Exercise goal: Can you write out all of the material below, word for word?
________________________________________
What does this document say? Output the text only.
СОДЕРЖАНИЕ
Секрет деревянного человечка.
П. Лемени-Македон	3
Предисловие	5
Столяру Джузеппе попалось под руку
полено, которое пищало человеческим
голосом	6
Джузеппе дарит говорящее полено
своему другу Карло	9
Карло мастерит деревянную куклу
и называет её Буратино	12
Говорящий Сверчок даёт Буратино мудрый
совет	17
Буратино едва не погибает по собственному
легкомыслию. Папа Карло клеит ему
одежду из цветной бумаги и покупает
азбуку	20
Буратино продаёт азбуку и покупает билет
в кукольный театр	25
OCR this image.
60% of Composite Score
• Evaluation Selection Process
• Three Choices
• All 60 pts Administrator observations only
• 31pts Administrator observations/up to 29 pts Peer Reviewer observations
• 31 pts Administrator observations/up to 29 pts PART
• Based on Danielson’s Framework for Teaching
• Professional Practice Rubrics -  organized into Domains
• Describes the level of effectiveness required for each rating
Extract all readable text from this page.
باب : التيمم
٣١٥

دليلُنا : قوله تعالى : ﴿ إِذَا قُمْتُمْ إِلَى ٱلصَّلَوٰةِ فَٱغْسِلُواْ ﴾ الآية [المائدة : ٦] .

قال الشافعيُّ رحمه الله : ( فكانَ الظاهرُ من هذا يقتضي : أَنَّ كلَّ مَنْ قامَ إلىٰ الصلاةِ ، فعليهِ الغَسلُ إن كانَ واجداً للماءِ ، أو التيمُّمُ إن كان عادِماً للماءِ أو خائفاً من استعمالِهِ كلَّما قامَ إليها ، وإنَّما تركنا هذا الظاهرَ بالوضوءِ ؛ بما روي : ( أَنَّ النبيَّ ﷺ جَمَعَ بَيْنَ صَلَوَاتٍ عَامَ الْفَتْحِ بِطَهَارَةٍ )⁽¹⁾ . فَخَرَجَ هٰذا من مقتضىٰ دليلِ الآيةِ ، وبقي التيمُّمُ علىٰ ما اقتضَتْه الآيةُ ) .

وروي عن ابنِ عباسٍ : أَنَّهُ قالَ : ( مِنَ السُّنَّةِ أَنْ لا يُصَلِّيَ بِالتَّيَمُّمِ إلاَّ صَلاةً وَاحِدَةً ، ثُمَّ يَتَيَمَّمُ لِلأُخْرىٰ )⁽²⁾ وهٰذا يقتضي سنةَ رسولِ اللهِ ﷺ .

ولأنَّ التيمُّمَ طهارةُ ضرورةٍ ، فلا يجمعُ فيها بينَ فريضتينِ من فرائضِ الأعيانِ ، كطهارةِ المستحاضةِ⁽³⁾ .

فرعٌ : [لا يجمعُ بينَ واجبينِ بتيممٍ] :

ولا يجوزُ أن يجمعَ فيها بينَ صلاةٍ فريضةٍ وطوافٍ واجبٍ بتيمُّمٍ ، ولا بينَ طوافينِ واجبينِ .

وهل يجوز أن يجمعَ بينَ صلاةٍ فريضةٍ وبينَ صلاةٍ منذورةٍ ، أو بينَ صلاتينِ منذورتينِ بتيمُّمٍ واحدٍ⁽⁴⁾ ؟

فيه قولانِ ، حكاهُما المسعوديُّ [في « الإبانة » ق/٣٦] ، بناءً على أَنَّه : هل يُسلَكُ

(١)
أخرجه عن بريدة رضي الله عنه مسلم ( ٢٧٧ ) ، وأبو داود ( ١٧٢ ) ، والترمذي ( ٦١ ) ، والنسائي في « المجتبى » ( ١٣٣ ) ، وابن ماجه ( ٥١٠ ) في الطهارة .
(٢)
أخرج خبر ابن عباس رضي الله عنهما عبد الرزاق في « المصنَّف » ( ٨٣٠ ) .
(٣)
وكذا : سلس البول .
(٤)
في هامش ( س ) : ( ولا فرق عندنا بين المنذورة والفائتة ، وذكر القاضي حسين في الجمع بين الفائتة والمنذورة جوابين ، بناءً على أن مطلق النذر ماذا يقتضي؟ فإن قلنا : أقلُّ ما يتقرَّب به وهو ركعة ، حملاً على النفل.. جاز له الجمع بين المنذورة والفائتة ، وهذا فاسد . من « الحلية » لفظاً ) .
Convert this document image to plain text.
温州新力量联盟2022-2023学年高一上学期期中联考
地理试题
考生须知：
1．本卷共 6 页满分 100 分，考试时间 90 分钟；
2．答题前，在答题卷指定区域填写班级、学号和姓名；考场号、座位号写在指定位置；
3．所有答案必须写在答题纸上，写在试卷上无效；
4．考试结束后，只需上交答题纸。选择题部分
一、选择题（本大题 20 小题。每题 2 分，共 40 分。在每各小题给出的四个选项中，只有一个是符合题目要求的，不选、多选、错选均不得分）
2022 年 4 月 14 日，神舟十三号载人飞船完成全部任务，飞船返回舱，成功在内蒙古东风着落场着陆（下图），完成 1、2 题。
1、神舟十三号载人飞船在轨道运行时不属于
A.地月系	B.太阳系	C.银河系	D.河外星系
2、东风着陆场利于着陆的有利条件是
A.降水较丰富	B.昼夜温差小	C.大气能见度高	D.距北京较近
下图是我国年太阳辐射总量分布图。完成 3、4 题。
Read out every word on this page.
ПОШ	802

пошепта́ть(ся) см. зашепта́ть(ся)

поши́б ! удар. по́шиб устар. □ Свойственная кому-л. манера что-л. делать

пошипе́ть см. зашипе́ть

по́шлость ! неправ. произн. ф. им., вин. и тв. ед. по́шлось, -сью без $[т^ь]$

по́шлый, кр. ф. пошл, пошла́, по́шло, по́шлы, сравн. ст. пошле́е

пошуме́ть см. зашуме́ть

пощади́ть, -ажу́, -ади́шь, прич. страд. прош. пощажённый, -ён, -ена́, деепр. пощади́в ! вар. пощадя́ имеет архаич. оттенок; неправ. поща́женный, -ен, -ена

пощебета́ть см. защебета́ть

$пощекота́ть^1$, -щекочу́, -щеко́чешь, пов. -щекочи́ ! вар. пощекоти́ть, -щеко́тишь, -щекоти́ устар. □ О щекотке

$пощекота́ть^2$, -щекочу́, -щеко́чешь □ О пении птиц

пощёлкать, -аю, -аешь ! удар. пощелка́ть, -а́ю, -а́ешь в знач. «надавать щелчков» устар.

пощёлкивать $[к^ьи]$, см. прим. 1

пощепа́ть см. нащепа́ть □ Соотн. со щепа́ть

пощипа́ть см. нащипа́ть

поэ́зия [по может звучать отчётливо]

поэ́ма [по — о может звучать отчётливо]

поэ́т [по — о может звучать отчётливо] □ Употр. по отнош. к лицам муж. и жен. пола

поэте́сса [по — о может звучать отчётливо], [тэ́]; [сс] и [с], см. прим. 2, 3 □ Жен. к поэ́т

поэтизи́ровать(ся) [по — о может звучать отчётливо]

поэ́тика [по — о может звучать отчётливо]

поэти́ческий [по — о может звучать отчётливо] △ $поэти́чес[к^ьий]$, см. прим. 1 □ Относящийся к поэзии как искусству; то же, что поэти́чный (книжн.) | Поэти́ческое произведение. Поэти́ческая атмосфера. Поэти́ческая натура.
________________________________________
Task output:
What does this document say? Output the text only.
СОДЕРЖАНИЕ
Секрет деревянного человечка.
П. Лемени-Македон	3
Предисловие	5
Столяру Джузеппе попалось под руку
полено, которое пищало человеческим
голосом	6
Джузеппе дарит говорящее полено
своему другу Карло	9
Карло мастерит деревянную куклу
и называет её Буратино	12
Говорящий Сверчок даёт Буратино мудрый
совет	17
Буратино едва не погибает по собственному
легкомыслию. Папа Карло клеит ему
одежду из цветной бумаги и покупает
азбуку	20
Буратино продаёт азбуку и покупает билет
в кукольный театр	25
OCR this image.
60% of Composite Score
• Evaluation Selection Process
• Three Choices
• All 60 pts Administrator observations only
• 31pts Administrator observations/up to 29 pts Peer Reviewer observations
• 31 pts Administrator observations/up to 29 pts PART
• Based on Danielson’s Framework for Teaching
• Professional Practice Rubrics -  organized into Domains
• Describes the level of effectiveness required for each rating
Extract all readable text from this page.
باب : التيمم
٣١٥

دليلُنا : قوله تعالى : ﴿ إِذَا قُمْتُمْ إِلَى ٱلصَّلَوٰةِ فَٱغْسِلُواْ ﴾ الآية [المائدة : ٦] .

قال الشافعيُّ رحمه الله : ( فكانَ الظاهرُ من هذا يقتضي : أَنَّ كلَّ مَنْ قامَ إلىٰ الصلاةِ ، فعليهِ الغَسلُ إن كانَ واجداً للماءِ ، أو التيمُّمُ إن كان عادِماً للماءِ أو خائفاً من استعمالِهِ كلَّما قامَ إليها ، وإنَّما تركنا هذا الظاهرَ بالوضوءِ ؛ بما روي : ( أَنَّ النبيَّ ﷺ جَمَعَ بَيْنَ صَلَوَاتٍ عَامَ الْفَتْحِ بِطَهَارَةٍ )⁽¹⁾ . فَخَرَجَ هٰذا من مقتضىٰ دليلِ الآيةِ ، وبقي التيمُّمُ علىٰ ما اقتضَتْه الآيةُ ) .

وروي عن ابنِ عباسٍ : أَنَّهُ قالَ : ( مِنَ السُّنَّةِ أَنْ لا يُصَلِّيَ بِالتَّيَمُّمِ إلاَّ صَلاةً وَاحِدَةً ، ثُمَّ يَتَيَمَّمُ لِلأُخْرىٰ )⁽²⁾ وهٰذا يقتضي سنةَ رسولِ اللهِ ﷺ .

ولأنَّ التيمُّمَ طهارةُ ضرورةٍ ، فلا يجمعُ فيها بينَ فريضتينِ من فرائضِ الأعيانِ ، كطهارةِ المستحاضةِ⁽³⁾ .

فرعٌ : [لا يجمعُ بينَ واجبينِ بتيممٍ] :

ولا يجوزُ أن يجمعَ فيها بينَ صلاةٍ فريضةٍ وطوافٍ واجبٍ بتيمُّمٍ ، ولا بينَ طوافينِ واجبينِ .

وهل يجوز أن يجمعَ بينَ صلاةٍ فريضةٍ وبينَ صلاةٍ منذورةٍ ، أو بينَ صلاتينِ منذورتينِ بتيمُّمٍ واحدٍ⁽⁴⁾ ؟

فيه قولانِ ، حكاهُما المسعوديُّ [في « الإبانة » ق/٣٦] ، بناءً على أَنَّه : هل يُسلَكُ

(١)
أخرجه عن بريدة رضي الله عنه مسلم ( ٢٧٧ ) ، وأبو داود ( ١٧٢ ) ، والترمذي ( ٦١ ) ، والنسائي في « المجتبى » ( ١٣٣ ) ، وابن ماجه ( ٥١٠ ) في الطهارة .
(٢)
أخرج خبر ابن عباس رضي الله عنهما عبد الرزاق في « المصنَّف » ( ٨٣٠ ) .
(٣)
وكذا : سلس البول .
(٤)
في هامش ( س ) : ( ولا فرق عندنا بين المنذورة والفائتة ، وذكر القاضي حسين في الجمع بين الفائتة والمنذورة جوابين ، بناءً على أن مطلق النذر ماذا يقتضي؟ فإن قلنا : أقلُّ ما يتقرَّب به وهو ركعة ، حملاً على النفل.. جاز له الجمع بين المنذورة والفائتة ، وهذا فاسد . من « الحلية » لفظاً ) .
Convert this document image to plain text.
温州新力量联盟2022-2023学年高一上学期期中联考
地理试题
考生须知：
1．本卷共 6 页满分 100 分，考试时间 90 分钟；
2．答题前，在答题卷指定区域填写班级、学号和姓名；考场号、座位号写在指定位置；
3．所有答案必须写在答题纸上，写在试卷上无效；
4．考试结束后，只需上交答题纸。选择题部分
一、选择题（本大题 20 小题。每题 2 分，共 40 分。在每各小题给出的四个选项中，只有一个是符合题目要求的，不选、多选、错选均不得分）
2022 年 4 月 14 日，神舟十三号载人飞船完成全部任务，飞船返回舱，成功在内蒙古东风着落场着陆（下图），完成 1、2 题。
1、神舟十三号载人飞船在轨道运行时不属于
A.地月系	B.太阳系	C.银河系	D.河外星系
2、东风着陆场利于着陆的有利条件是
A.降水较丰富	B.昼夜温差小	C.大气能见度高	D.距北京较近
下图是我国年太阳辐射总量分布图。完成 3、4 题。
Read out every word on this page.
ПОШ	802

пошепта́ть(ся) см. зашепта́ть(ся)

поши́б ! удар. по́шиб устар. □ Свойственная кому-л. манера что-л. делать

пошипе́ть см. зашипе́ть

по́шлость ! неправ. произн. ф. им., вин. и тв. ед. по́шлось, -сью без $[т^ь]$

по́шлый, кр. ф. пошл, пошла́, по́шло, по́шлы, сравн. ст. пошле́е

пошуме́ть см. зашуме́ть

пощади́ть, -ажу́, -ади́шь, прич. страд. прош. пощажённый, -ён, -ена́, деепр. пощади́в ! вар. пощадя́ имеет архаич. оттенок; неправ. поща́женный, -ен, -ена

пощебета́ть см. защебета́ть

$пощекота́ть^1$, -щекочу́, -щеко́чешь, пов. -щекочи́ ! вар. пощекоти́ть, -щеко́тишь, -щекоти́ устар. □ О щекотке

$пощекота́ть^2$, -щекочу́, -щеко́чешь □ О пении птиц

пощёлкать, -аю, -аешь ! удар. пощелка́ть, -а́ю, -а́ешь в знач. «надавать щелчков» устар.

пощёлкивать $[к^ьи]$, см. прим. 1

пощепа́ть см. нащепа́ть □ Соотн. со щепа́ть

пощипа́ть см. нащипа́ть

поэ́зия [по может звучать отчётливо]

поэ́ма [по — о может звучать отчётливо]

поэ́т [по — о может звучать отчётливо] □ Употр. по отнош. к лицам муж. и жен. пола

поэте́сса [по — о может звучать отчётливо], [тэ́]; [сс] и [с], см. прим. 2, 3 □ Жен. к поэ́т

поэтизи́ровать(ся) [по — о может звучать отчётливо]

поэ́тика [по — о может звучать отчётливо]

поэти́ческий [по — о может звучать отчётливо] △ $поэти́чес[к^ьий]$, см. прим. 1 □ Относящийся к поэзии как искусству; то же, что поэти́чный (книжн.) | Поэти́ческое произведение. Поэти́ческая атмосфера. Поэти́ческая натура.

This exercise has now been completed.